» Exercise objective
Write the data below out exactly as it stands. Do not include the pictures.

» Data rows
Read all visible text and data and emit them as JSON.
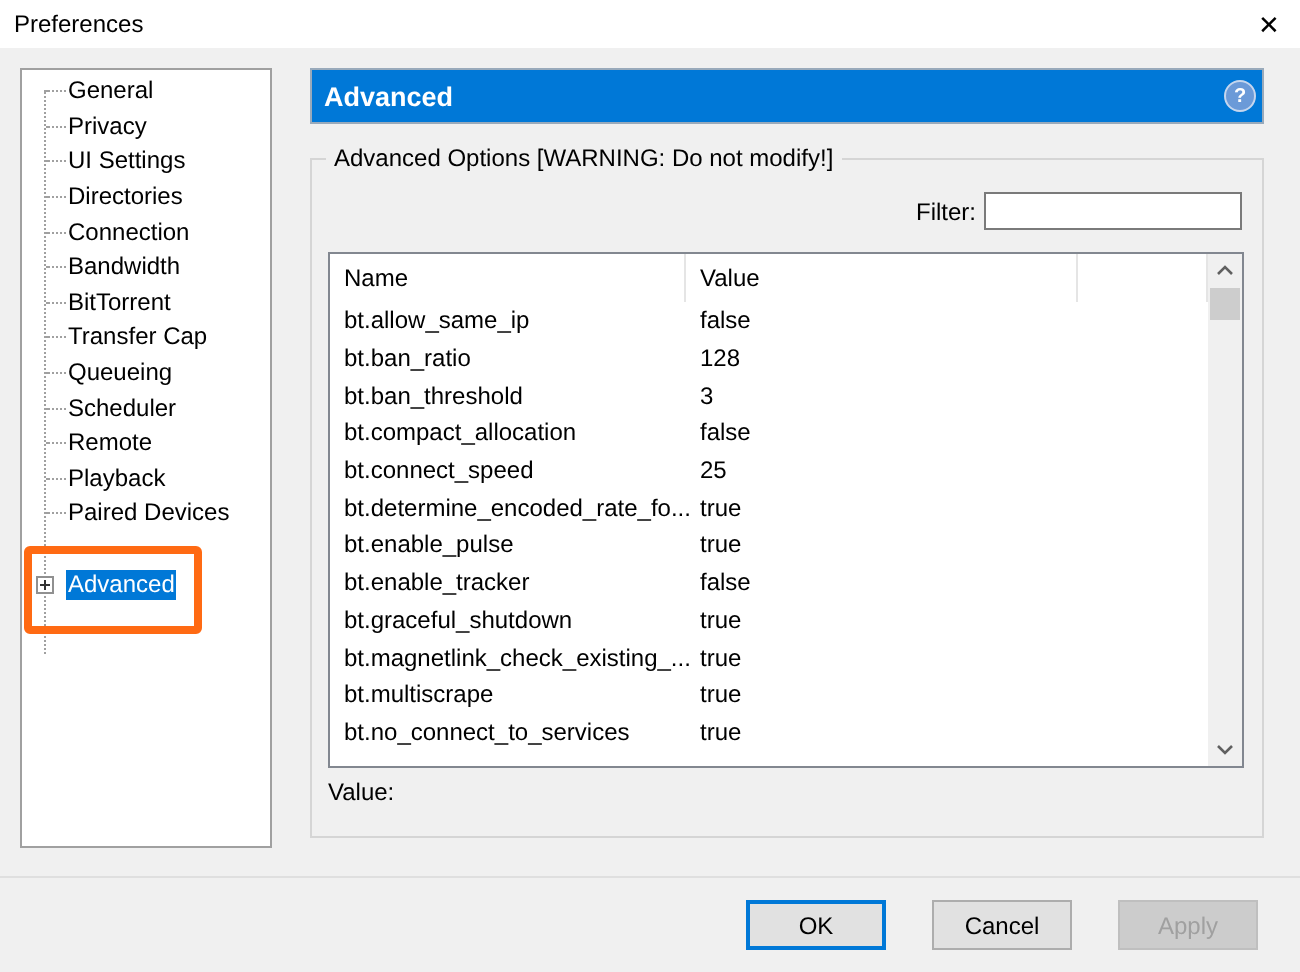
{
  "window": {
    "title": "Preferences",
    "close": "✕"
  },
  "sidebar": {
    "items": [
      {
        "label": "General",
        "selected": false
      },
      {
        "label": "Privacy",
        "selected": false
      },
      {
        "label": "UI Settings",
        "selected": false
      },
      {
        "label": "Directories",
        "selected": false
      },
      {
        "label": "Connection",
        "selected": false
      },
      {
        "label": "Bandwidth",
        "selected": false
      },
      {
        "label": "BitTorrent",
        "selected": false
      },
      {
        "label": "Transfer Cap",
        "selected": false
      },
      {
        "label": "Queueing",
        "selected": false
      },
      {
        "label": "Scheduler",
        "selected": false
      },
      {
        "label": "Remote",
        "selected": false
      },
      {
        "label": "Playback",
        "selected": false
      },
      {
        "label": "Paired Devices",
        "selected": false
      },
      {
        "label": "Advanced",
        "selected": true,
        "expanded": false
      }
    ]
  },
  "header": {
    "title": "Advanced",
    "help": "?"
  },
  "group": {
    "legend": "Advanced Options [WARNING: Do not modify!]",
    "filter": {
      "label": "Filter:"
    },
    "table": {
      "columns": [
        "Name",
        "Value"
      ],
      "rows": [
        {
          "name": "bt.allow_same_ip",
          "value": "false"
        },
        {
          "name": "bt.ban_ratio",
          "value": "128"
        },
        {
          "name": "bt.ban_threshold",
          "value": "3"
        },
        {
          "name": "bt.compact_allocation",
          "value": "false"
        },
        {
          "name": "bt.connect_speed",
          "value": "25"
        },
        {
          "name": "bt.determine_encoded_rate_fo...",
          "value": "true"
        },
        {
          "name": "bt.enable_pulse",
          "value": "true"
        },
        {
          "name": "bt.enable_tracker",
          "value": "false"
        },
        {
          "name": "bt.graceful_shutdown",
          "value": "true"
        },
        {
          "name": "bt.magnetlink_check_existing_...",
          "value": "true"
        },
        {
          "name": "bt.multiscrape",
          "value": "true"
        },
        {
          "name": "bt.no_connect_to_services",
          "value": "true"
        }
      ]
    },
    "value_label": "Value:"
  },
  "buttons": [
    {
      "label": "OK",
      "default": true,
      "disabled": false
    },
    {
      "label": "Cancel",
      "default": false,
      "disabled": false
    },
    {
      "label": "Apply",
      "default": false,
      "disabled": true
    }
  ]
}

» Answer to this task
Read all visible text and data and emit them as JSON.
{
  "window": {
    "title": "Preferences",
    "close": "✕"
  },
  "sidebar": {
    "items": [
      {
        "label": "General",
        "selected": false
      },
      {
        "label": "Privacy",
        "selected": false
      },
      {
        "label": "UI Settings",
        "selected": false
      },
      {
        "label": "Directories",
        "selected": false
      },
      {
        "label": "Connection",
        "selected": false
      },
      {
        "label": "Bandwidth",
        "selected": false
      },
      {
        "label": "BitTorrent",
        "selected": false
      },
      {
        "label": "Transfer Cap",
        "selected": false
      },
      {
        "label": "Queueing",
        "selected": false
      },
      {
        "label": "Scheduler",
        "selected": false
      },
      {
        "label": "Remote",
        "selected": false
      },
      {
        "label": "Playback",
        "selected": false
      },
      {
        "label": "Paired Devices",
        "selected": false
      },
      {
        "label": "Advanced",
        "selected": true,
        "expanded": false
      }
    ]
  },
  "header": {
    "title": "Advanced",
    "help": "?"
  },
  "group": {
    "legend": "Advanced Options [WARNING: Do not modify!]",
    "filter": {
      "label": "Filter:"
    },
    "table": {
      "columns": [
        "Name",
        "Value"
      ],
      "rows": [
        {
          "name": "bt.allow_same_ip",
          "value": "false"
        },
        {
          "name": "bt.ban_ratio",
          "value": "128"
        },
        {
          "name": "bt.ban_threshold",
          "value": "3"
        },
        {
          "name": "bt.compact_allocation",
          "value": "false"
        },
        {
          "name": "bt.connect_speed",
          "value": "25"
        },
        {
          "name": "bt.determine_encoded_rate_fo...",
          "value": "true"
        },
        {
          "name": "bt.enable_pulse",
          "value": "true"
        },
        {
          "name": "bt.enable_tracker",
          "value": "false"
        },
        {
          "name": "bt.graceful_shutdown",
          "value": "true"
        },
        {
          "name": "bt.magnetlink_check_existing_...",
          "value": "true"
        },
        {
          "name": "bt.multiscrape",
          "value": "true"
        },
        {
          "name": "bt.no_connect_to_services",
          "value": "true"
        }
      ]
    },
    "value_label": "Value:"
  },
  "buttons": [
    {
      "label": "OK",
      "default": true,
      "disabled": false
    },
    {
      "label": "Cancel",
      "default": false,
      "disabled": false
    },
    {
      "label": "Apply",
      "default": false,
      "disabled": true
    }
  ]
}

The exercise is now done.